# What to work on
Below are some entries. Output each one exactly as it appears.

# Raw records
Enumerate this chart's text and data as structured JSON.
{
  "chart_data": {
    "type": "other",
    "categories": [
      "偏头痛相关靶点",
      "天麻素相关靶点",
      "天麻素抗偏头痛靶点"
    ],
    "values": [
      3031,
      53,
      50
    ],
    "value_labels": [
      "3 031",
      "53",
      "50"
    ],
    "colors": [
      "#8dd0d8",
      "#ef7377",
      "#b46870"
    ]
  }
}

# Task result
Enumerate this chart's text and data as structured JSON.
{
  "chart_data": {
    "type": "other",
    "categories": [
      "偏头痛相关靶点",
      "天麻素相关靶点",
      "天麻素抗偏头痛靶点"
    ],
    "values": [
      3031,
      53,
      50
    ],
    "value_labels": [
      "3 031",
      "53",
      "50"
    ],
    "colors": [
      "#8dd0d8",
      "#ef7377",
      "#b46870"
    ]
  }
}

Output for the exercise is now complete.